List all lines of the data that include the string "barn".
++++++++++++++++++++
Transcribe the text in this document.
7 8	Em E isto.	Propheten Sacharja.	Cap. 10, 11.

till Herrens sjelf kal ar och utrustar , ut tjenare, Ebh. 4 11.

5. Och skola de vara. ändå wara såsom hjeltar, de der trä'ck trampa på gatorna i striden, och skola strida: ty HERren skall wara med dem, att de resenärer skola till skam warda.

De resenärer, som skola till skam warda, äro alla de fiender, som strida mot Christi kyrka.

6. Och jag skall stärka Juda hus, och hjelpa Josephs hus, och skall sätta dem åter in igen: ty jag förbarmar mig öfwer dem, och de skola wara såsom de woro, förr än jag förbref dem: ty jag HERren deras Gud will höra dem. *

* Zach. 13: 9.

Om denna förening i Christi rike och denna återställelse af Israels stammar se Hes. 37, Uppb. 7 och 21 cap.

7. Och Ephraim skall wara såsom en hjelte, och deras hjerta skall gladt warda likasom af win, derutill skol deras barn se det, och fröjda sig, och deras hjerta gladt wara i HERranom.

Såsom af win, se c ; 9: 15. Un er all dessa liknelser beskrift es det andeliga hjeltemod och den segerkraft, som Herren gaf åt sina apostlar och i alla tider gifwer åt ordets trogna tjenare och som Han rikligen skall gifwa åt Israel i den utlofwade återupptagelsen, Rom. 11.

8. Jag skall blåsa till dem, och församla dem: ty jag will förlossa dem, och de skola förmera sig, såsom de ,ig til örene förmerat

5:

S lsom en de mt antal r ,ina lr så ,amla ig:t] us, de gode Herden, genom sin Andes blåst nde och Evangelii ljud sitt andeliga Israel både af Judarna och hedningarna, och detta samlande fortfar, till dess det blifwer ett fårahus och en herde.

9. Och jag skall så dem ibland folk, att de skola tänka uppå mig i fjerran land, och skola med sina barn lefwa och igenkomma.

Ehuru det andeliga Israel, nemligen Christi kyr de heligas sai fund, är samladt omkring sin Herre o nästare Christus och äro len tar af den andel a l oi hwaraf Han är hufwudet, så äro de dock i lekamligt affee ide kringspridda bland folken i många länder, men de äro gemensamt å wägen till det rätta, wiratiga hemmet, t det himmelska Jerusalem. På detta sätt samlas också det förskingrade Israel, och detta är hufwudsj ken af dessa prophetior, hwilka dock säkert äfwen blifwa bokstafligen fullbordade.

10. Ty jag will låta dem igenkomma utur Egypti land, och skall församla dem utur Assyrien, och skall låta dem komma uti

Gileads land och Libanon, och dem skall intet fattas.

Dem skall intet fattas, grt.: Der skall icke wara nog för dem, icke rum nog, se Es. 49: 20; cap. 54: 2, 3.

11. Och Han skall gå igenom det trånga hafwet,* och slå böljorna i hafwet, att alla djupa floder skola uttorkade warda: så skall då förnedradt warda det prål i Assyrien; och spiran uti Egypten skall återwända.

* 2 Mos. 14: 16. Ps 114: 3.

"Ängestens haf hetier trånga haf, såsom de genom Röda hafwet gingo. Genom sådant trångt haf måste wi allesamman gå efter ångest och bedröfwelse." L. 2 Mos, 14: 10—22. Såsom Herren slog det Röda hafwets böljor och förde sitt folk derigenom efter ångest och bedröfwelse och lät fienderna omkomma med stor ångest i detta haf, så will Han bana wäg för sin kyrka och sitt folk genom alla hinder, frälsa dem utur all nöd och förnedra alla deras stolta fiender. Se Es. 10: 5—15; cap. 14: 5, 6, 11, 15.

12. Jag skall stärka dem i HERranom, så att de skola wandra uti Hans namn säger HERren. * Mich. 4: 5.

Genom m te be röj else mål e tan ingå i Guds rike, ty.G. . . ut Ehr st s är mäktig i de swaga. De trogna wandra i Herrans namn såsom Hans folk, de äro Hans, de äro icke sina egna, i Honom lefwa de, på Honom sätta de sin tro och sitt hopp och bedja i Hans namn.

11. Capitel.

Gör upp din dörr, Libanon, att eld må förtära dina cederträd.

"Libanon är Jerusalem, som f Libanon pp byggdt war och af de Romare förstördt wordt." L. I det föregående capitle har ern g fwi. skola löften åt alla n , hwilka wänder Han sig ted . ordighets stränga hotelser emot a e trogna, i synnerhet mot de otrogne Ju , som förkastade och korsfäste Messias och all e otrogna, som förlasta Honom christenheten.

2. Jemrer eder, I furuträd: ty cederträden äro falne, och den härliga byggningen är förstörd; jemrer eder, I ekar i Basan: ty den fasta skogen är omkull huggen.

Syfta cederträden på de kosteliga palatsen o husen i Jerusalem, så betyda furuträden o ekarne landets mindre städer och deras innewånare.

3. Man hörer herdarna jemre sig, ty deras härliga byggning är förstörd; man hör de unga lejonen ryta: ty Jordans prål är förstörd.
++++++++++++++++++++
### TASK ANSWER
7. Och Ephraim skall wara såsom en hjelte, och deras hjerta skall gladt warda likasom af win, derutill skol deras barn se det, och fröjda sig, och deras hjerta gladt wara i HERranom.
9. Och jag skall så dem ibland folk, att de skola tänka uppå mig i fjerran land, och skola med sina barn lefwa och igenkomma.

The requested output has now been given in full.